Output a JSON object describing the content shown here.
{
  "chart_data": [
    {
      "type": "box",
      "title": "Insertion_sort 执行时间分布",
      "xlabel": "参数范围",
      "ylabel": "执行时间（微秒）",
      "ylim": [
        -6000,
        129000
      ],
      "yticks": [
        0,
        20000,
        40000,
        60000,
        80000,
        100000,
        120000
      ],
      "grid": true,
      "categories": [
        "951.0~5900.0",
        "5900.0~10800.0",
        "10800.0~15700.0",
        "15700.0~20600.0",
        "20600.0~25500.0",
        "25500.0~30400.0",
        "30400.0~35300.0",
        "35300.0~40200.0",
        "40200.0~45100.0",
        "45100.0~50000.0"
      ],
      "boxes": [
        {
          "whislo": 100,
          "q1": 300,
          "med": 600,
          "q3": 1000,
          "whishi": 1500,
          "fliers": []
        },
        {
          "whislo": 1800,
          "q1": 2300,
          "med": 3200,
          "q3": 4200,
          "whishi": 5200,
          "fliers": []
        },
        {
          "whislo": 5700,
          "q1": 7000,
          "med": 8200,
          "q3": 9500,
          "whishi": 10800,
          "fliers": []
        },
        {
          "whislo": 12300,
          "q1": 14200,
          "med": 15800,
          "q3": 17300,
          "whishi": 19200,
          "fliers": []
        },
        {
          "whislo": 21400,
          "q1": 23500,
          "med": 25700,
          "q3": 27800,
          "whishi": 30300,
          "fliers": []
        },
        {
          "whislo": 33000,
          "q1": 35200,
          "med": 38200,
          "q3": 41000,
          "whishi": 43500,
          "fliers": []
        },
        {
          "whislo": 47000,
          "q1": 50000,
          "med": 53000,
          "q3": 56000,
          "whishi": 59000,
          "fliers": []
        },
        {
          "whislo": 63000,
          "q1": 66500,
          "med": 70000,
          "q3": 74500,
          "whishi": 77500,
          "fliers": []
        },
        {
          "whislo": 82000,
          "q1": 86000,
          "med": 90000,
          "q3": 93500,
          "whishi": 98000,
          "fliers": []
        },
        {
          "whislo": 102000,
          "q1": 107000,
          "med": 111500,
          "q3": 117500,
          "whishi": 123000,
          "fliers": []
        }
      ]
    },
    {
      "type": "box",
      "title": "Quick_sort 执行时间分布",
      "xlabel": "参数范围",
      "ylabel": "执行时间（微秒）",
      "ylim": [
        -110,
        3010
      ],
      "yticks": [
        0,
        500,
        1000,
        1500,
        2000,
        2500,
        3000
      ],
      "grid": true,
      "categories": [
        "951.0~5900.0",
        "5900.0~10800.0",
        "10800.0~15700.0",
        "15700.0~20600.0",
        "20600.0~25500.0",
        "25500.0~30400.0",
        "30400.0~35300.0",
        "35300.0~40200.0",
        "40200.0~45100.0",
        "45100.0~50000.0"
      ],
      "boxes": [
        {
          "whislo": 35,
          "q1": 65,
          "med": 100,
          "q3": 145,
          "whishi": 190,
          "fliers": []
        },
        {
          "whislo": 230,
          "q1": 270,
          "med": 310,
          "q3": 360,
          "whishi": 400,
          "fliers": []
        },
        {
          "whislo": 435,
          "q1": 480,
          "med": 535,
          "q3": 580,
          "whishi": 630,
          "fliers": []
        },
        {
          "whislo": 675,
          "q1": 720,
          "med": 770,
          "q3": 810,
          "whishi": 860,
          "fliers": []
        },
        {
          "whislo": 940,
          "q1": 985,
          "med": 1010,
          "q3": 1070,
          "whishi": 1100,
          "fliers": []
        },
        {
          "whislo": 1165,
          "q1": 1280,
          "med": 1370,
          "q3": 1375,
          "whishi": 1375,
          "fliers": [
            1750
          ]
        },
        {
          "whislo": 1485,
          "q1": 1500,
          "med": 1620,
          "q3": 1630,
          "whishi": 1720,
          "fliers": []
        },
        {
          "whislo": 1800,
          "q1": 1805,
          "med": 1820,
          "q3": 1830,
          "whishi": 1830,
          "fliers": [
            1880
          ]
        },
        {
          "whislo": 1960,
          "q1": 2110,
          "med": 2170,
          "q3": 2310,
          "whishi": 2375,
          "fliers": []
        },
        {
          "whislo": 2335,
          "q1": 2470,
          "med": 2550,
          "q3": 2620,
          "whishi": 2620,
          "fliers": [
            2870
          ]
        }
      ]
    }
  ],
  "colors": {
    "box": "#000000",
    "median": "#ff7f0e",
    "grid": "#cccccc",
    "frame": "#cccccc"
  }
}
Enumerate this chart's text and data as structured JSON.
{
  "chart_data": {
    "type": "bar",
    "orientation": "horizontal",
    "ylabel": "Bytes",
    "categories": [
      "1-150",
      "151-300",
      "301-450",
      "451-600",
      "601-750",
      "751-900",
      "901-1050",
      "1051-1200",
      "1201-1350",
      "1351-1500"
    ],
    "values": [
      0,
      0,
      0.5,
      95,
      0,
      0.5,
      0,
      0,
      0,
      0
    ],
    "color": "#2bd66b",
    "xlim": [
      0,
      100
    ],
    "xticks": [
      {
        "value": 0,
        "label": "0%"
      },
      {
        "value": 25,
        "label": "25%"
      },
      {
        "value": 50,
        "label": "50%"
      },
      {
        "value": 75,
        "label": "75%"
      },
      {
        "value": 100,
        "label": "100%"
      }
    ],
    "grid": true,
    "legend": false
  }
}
• • • • • • •
◆ **Task**: Look through the data above. Each line containing the word "执行时间分布" needs to be copied.

◆ **Complete response**:
      "title": "Insertion_sort 执行时间分布",
      "title": "Quick_sort 执行时间分布",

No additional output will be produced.